**Input for this task:**
# # #

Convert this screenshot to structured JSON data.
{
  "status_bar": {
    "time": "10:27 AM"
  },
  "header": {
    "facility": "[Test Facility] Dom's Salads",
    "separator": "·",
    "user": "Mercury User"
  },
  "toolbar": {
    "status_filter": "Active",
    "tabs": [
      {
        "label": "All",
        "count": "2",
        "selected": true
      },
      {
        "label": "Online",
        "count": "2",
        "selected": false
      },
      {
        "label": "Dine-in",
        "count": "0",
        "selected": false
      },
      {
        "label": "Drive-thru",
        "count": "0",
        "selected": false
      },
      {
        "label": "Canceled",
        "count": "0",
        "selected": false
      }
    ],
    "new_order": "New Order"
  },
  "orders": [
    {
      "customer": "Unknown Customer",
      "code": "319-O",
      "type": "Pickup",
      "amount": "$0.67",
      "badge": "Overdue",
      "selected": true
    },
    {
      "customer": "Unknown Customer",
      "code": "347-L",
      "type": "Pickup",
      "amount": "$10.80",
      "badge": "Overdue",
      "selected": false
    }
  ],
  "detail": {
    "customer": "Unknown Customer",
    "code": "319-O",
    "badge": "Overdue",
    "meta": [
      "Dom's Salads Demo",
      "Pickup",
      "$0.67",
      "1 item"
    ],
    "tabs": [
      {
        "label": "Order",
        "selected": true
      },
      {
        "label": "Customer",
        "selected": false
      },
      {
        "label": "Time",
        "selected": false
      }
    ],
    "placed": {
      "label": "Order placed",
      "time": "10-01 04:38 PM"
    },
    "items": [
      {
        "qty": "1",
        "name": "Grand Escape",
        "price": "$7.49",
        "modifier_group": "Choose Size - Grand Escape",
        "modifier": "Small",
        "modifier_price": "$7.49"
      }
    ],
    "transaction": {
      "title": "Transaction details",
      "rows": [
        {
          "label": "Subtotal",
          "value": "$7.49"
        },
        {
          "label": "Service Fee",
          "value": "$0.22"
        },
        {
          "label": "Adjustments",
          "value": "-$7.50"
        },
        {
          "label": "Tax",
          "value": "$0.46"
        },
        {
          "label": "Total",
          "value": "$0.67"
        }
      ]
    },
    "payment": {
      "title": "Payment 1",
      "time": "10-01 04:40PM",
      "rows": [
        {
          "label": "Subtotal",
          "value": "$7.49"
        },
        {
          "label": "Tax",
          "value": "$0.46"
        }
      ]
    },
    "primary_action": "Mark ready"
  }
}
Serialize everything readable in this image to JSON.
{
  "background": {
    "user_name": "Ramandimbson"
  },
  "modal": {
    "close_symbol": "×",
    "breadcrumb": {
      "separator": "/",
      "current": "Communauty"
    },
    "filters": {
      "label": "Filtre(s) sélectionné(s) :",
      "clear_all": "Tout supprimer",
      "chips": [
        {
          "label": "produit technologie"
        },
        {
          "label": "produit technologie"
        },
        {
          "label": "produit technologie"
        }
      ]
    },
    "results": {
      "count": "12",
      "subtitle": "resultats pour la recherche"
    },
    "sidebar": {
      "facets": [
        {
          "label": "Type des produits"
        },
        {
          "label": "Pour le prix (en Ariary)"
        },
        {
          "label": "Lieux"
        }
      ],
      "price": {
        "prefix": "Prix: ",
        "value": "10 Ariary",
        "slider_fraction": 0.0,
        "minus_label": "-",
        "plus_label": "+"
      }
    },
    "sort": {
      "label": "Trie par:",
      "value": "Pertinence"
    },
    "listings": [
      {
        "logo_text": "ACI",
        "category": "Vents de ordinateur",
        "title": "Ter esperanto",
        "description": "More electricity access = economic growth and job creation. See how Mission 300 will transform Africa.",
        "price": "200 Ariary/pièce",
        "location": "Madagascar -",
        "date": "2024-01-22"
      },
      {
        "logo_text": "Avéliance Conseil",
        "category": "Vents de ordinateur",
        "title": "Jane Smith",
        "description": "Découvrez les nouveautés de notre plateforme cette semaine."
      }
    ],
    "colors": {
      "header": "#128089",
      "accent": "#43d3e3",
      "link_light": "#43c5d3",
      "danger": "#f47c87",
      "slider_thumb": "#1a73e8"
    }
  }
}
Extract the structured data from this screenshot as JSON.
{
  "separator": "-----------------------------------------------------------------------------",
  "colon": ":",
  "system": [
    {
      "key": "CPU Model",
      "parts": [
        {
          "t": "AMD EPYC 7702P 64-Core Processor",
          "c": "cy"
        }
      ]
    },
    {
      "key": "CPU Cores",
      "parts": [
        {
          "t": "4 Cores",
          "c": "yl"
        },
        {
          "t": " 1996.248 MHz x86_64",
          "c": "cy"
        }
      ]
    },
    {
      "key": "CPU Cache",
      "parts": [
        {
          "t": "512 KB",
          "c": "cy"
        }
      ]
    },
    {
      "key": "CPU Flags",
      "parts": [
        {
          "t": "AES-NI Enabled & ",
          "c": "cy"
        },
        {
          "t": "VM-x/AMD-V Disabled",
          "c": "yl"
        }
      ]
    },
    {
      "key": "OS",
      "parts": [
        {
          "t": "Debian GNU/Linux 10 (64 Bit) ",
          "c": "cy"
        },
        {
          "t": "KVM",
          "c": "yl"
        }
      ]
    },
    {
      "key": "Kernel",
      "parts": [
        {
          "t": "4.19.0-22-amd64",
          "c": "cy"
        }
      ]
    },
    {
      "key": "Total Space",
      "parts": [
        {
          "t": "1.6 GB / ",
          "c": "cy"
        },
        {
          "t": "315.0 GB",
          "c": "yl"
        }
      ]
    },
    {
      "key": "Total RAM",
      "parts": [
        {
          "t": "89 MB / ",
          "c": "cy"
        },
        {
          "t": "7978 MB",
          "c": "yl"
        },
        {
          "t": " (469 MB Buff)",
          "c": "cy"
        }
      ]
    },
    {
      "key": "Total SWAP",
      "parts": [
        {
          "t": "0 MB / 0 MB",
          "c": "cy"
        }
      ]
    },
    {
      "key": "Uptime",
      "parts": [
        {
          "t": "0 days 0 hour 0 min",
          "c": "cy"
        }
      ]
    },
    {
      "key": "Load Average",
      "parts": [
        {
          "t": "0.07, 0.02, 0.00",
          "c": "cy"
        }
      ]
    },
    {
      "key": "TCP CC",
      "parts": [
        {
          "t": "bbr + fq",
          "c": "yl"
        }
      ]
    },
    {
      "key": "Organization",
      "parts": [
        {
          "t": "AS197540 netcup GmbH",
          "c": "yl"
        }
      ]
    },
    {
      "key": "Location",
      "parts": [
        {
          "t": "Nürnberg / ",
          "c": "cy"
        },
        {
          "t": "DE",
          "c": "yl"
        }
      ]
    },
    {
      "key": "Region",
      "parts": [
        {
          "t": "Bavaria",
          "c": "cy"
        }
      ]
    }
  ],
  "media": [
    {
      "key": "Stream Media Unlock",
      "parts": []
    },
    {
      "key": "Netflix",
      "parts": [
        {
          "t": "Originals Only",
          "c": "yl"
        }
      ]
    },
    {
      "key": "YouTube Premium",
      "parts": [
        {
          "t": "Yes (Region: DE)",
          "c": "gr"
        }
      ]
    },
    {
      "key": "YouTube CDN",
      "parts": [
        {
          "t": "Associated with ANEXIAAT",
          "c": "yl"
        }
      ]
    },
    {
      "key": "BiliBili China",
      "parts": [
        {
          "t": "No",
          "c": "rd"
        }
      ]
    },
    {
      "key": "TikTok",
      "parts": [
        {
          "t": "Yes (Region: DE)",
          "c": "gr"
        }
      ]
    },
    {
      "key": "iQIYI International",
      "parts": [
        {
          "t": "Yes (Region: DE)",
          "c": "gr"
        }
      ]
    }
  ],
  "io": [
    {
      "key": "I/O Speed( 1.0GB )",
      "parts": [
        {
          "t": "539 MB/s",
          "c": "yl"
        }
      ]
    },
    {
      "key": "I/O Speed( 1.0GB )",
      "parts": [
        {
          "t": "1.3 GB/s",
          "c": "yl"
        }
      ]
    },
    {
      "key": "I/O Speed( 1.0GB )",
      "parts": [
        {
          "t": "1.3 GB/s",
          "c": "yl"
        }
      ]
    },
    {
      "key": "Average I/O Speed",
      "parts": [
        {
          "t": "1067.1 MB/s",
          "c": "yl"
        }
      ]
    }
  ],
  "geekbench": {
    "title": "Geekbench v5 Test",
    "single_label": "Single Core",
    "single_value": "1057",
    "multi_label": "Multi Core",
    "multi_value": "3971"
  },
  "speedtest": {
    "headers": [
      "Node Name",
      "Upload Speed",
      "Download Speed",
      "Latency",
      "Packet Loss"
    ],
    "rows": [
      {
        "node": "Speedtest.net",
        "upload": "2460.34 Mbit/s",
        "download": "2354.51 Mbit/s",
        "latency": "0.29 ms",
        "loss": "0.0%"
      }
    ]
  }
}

# # #

**Your goal:** Say how many lines in the records hold the string "data", and say nothing else.

**Result of this exercise:** 2